▶ **Dataset rows**
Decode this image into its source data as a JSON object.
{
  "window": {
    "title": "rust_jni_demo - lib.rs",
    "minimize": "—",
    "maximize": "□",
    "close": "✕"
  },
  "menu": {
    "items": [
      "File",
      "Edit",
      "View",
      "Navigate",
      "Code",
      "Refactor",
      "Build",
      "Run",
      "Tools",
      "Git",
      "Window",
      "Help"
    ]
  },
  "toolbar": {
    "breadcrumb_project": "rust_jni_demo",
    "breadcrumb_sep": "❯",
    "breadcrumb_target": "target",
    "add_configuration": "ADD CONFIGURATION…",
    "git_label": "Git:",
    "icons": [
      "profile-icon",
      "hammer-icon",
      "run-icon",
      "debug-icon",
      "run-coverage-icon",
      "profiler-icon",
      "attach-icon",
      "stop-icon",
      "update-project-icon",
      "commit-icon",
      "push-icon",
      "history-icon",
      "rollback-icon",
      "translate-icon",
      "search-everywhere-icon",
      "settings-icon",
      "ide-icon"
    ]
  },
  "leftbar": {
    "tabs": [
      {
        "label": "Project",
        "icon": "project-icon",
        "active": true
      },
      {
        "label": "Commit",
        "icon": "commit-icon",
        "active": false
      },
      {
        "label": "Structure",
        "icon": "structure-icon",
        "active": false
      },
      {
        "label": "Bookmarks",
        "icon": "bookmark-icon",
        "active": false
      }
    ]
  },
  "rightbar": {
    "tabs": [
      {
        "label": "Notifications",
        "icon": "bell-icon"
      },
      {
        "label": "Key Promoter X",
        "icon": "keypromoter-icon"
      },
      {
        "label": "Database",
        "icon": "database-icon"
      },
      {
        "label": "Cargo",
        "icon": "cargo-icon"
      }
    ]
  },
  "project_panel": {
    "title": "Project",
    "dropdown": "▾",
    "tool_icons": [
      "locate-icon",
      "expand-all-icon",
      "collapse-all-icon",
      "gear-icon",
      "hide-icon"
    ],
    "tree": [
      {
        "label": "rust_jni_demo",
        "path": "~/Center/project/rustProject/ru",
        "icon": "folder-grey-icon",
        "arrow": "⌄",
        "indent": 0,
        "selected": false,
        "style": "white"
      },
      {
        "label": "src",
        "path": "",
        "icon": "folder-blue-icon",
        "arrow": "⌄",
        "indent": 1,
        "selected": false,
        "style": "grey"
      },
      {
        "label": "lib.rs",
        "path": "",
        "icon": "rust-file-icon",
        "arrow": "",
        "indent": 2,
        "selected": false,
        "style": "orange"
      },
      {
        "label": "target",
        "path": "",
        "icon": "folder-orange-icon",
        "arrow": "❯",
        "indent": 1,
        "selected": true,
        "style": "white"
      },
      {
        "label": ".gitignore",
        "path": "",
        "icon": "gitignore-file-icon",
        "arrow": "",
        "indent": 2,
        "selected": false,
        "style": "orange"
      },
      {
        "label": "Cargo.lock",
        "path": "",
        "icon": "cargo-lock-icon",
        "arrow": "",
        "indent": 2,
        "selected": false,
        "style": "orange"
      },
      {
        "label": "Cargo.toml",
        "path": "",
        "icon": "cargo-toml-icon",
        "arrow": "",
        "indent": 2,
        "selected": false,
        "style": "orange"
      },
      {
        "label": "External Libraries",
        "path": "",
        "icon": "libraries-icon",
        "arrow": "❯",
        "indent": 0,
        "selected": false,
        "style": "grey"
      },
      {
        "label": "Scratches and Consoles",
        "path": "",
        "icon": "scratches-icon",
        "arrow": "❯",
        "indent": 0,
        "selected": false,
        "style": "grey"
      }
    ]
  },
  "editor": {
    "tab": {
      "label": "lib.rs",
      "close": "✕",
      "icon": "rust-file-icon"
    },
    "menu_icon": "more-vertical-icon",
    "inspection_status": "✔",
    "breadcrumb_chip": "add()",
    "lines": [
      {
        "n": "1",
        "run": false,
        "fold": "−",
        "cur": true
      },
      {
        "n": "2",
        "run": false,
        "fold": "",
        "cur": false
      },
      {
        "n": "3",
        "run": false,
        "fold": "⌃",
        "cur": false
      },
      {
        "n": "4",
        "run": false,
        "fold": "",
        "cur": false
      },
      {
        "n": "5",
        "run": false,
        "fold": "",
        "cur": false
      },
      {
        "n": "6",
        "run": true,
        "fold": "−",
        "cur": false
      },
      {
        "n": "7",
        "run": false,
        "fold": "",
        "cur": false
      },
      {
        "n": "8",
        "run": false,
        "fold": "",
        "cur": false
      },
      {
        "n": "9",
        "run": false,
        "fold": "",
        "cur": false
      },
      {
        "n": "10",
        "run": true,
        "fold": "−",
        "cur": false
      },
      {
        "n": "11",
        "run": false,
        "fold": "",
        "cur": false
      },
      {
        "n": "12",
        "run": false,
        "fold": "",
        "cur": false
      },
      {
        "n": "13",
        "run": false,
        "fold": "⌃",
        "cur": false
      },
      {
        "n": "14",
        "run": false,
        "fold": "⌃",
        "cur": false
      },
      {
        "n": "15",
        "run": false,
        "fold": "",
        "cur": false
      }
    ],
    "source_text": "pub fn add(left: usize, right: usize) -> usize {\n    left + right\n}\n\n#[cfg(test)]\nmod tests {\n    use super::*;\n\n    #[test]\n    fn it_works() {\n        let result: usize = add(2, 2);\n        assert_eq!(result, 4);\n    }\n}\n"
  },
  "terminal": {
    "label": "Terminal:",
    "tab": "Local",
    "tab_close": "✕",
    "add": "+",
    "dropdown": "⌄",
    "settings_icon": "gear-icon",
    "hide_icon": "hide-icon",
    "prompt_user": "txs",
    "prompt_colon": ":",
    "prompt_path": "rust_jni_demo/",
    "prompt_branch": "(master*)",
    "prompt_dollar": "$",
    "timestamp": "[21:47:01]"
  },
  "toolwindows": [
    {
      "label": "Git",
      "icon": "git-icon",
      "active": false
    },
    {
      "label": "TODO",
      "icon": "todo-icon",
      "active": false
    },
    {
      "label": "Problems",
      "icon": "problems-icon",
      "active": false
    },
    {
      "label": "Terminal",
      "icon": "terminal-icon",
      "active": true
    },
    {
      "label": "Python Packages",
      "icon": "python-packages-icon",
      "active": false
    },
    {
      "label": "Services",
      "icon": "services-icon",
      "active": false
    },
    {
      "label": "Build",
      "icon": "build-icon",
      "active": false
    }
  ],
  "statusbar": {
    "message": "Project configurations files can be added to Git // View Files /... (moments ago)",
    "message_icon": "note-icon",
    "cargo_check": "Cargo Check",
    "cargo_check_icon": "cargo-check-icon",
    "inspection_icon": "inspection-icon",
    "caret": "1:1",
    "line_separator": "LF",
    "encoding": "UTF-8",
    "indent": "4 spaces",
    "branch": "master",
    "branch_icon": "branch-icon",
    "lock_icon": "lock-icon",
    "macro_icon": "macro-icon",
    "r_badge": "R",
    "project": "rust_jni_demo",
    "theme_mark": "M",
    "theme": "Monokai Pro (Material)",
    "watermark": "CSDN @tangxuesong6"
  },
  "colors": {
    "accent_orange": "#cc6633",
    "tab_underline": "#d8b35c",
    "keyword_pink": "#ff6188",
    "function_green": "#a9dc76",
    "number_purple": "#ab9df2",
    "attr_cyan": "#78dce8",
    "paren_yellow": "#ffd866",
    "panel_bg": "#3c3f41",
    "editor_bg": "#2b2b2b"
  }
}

▶ **PROBLEM DESCRIPTION**
Above are some records; extract every one of them exactly.

▶ **ANSWER TO THE PROBLEM**
Decode this image into its source data as a JSON object.
{
  "window": {
    "title": "rust_jni_demo - lib.rs",
    "minimize": "—",
    "maximize": "□",
    "close": "✕"
  },
  "menu": {
    "items": [
      "File",
      "Edit",
      "View",
      "Navigate",
      "Code",
      "Refactor",
      "Build",
      "Run",
      "Tools",
      "Git",
      "Window",
      "Help"
    ]
  },
  "toolbar": {
    "breadcrumb_project": "rust_jni_demo",
    "breadcrumb_sep": "❯",
    "breadcrumb_target": "target",
    "add_configuration": "ADD CONFIGURATION…",
    "git_label": "Git:",
    "icons": [
      "profile-icon",
      "hammer-icon",
      "run-icon",
      "debug-icon",
      "run-coverage-icon",
      "profiler-icon",
      "attach-icon",
      "stop-icon",
      "update-project-icon",
      "commit-icon",
      "push-icon",
      "history-icon",
      "rollback-icon",
      "translate-icon",
      "search-everywhere-icon",
      "settings-icon",
      "ide-icon"
    ]
  },
  "leftbar": {
    "tabs": [
      {
        "label": "Project",
        "icon": "project-icon",
        "active": true
      },
      {
        "label": "Commit",
        "icon": "commit-icon",
        "active": false
      },
      {
        "label": "Structure",
        "icon": "structure-icon",
        "active": false
      },
      {
        "label": "Bookmarks",
        "icon": "bookmark-icon",
        "active": false
      }
    ]
  },
  "rightbar": {
    "tabs": [
      {
        "label": "Notifications",
        "icon": "bell-icon"
      },
      {
        "label": "Key Promoter X",
        "icon": "keypromoter-icon"
      },
      {
        "label": "Database",
        "icon": "database-icon"
      },
      {
        "label": "Cargo",
        "icon": "cargo-icon"
      }
    ]
  },
  "project_panel": {
    "title": "Project",
    "dropdown": "▾",
    "tool_icons": [
      "locate-icon",
      "expand-all-icon",
      "collapse-all-icon",
      "gear-icon",
      "hide-icon"
    ],
    "tree": [
      {
        "label": "rust_jni_demo",
        "path": "~/Center/project/rustProject/ru",
        "icon": "folder-grey-icon",
        "arrow": "⌄",
        "indent": 0,
        "selected": false,
        "style": "white"
      },
      {
        "label": "src",
        "path": "",
        "icon": "folder-blue-icon",
        "arrow": "⌄",
        "indent": 1,
        "selected": false,
        "style": "grey"
      },
      {
        "label": "lib.rs",
        "path": "",
        "icon": "rust-file-icon",
        "arrow": "",
        "indent": 2,
        "selected": false,
        "style": "orange"
      },
      {
        "label": "target",
        "path": "",
        "icon": "folder-orange-icon",
        "arrow": "❯",
        "indent": 1,
        "selected": true,
        "style": "white"
      },
      {
        "label": ".gitignore",
        "path": "",
        "icon": "gitignore-file-icon",
        "arrow": "",
        "indent": 2,
        "selected": false,
        "style": "orange"
      },
      {
        "label": "Cargo.lock",
        "path": "",
        "icon": "cargo-lock-icon",
        "arrow": "",
        "indent": 2,
        "selected": false,
        "style": "orange"
      },
      {
        "label": "Cargo.toml",
        "path": "",
        "icon": "cargo-toml-icon",
        "arrow": "",
        "indent": 2,
        "selected": false,
        "style": "orange"
      },
      {
        "label": "External Libraries",
        "path": "",
        "icon": "libraries-icon",
        "arrow": "❯",
        "indent": 0,
        "selected": false,
        "style": "grey"
      },
      {
        "label": "Scratches and Consoles",
        "path": "",
        "icon": "scratches-icon",
        "arrow": "❯",
        "indent": 0,
        "selected": false,
        "style": "grey"
      }
    ]
  },
  "editor": {
    "tab": {
      "label": "lib.rs",
      "close": "✕",
      "icon": "rust-file-icon"
    },
    "menu_icon": "more-vertical-icon",
    "inspection_status": "✔",
    "breadcrumb_chip": "add()",
    "lines": [
      {
        "n": "1",
        "run": false,
        "fold": "−",
        "cur": true
      },
      {
        "n": "2",
        "run": false,
        "fold": "",
        "cur": false
      },
      {
        "n": "3",
        "run": false,
        "fold": "⌃",
        "cur": false
      },
      {
        "n": "4",
        "run": false,
        "fold": "",
        "cur": false
      },
      {
        "n": "5",
        "run": false,
        "fold": "",
        "cur": false
      },
      {
        "n": "6",
        "run": true,
        "fold": "−",
        "cur": false
      },
      {
        "n": "7",
        "run": false,
        "fold": "",
        "cur": false
      },
      {
        "n": "8",
        "run": false,
        "fold": "",
        "cur": false
      },
      {
        "n": "9",
        "run": false,
        "fold": "",
        "cur": false
      },
      {
        "n": "10",
        "run": true,
        "fold": "−",
        "cur": false
      },
      {
        "n": "11",
        "run": false,
        "fold": "",
        "cur": false
      },
      {
        "n": "12",
        "run": false,
        "fold": "",
        "cur": false
      },
      {
        "n": "13",
        "run": false,
        "fold": "⌃",
        "cur": false
      },
      {
        "n": "14",
        "run": false,
        "fold": "⌃",
        "cur": false
      },
      {
        "n": "15",
        "run": false,
        "fold": "",
        "cur": false
      }
    ],
    "source_text": "pub fn add(left: usize, right: usize) -> usize {\n    left + right\n}\n\n#[cfg(test)]\nmod tests {\n    use super::*;\n\n    #[test]\n    fn it_works() {\n        let result: usize = add(2, 2);\n        assert_eq!(result, 4);\n    }\n}\n"
  },
  "terminal": {
    "label": "Terminal:",
    "tab": "Local",
    "tab_close": "✕",
    "add": "+",
    "dropdown": "⌄",
    "settings_icon": "gear-icon",
    "hide_icon": "hide-icon",
    "prompt_user": "txs",
    "prompt_colon": ":",
    "prompt_path": "rust_jni_demo/",
    "prompt_branch": "(master*)",
    "prompt_dollar": "$",
    "timestamp": "[21:47:01]"
  },
  "toolwindows": [
    {
      "label": "Git",
      "icon": "git-icon",
      "active": false
    },
    {
      "label": "TODO",
      "icon": "todo-icon",
      "active": false
    },
    {
      "label": "Problems",
      "icon": "problems-icon",
      "active": false
    },
    {
      "label": "Terminal",
      "icon": "terminal-icon",
      "active": true
    },
    {
      "label": "Python Packages",
      "icon": "python-packages-icon",
      "active": false
    },
    {
      "label": "Services",
      "icon": "services-icon",
      "active": false
    },
    {
      "label": "Build",
      "icon": "build-icon",
      "active": false
    }
  ],
  "statusbar": {
    "message": "Project configurations files can be added to Git // View Files /... (moments ago)",
    "message_icon": "note-icon",
    "cargo_check": "Cargo Check",
    "cargo_check_icon": "cargo-check-icon",
    "inspection_icon": "inspection-icon",
    "caret": "1:1",
    "line_separator": "LF",
    "encoding": "UTF-8",
    "indent": "4 spaces",
    "branch": "master",
    "branch_icon": "branch-icon",
    "lock_icon": "lock-icon",
    "macro_icon": "macro-icon",
    "r_badge": "R",
    "project": "rust_jni_demo",
    "theme_mark": "M",
    "theme": "Monokai Pro (Material)",
    "watermark": "CSDN @tangxuesong6"
  },
  "colors": {
    "accent_orange": "#cc6633",
    "tab_underline": "#d8b35c",
    "keyword_pink": "#ff6188",
    "function_green": "#a9dc76",
    "number_purple": "#ab9df2",
    "attr_cyan": "#78dce8",
    "paren_yellow": "#ffd866",
    "panel_bg": "#3c3f41",
    "editor_bg": "#2b2b2b"
  }
}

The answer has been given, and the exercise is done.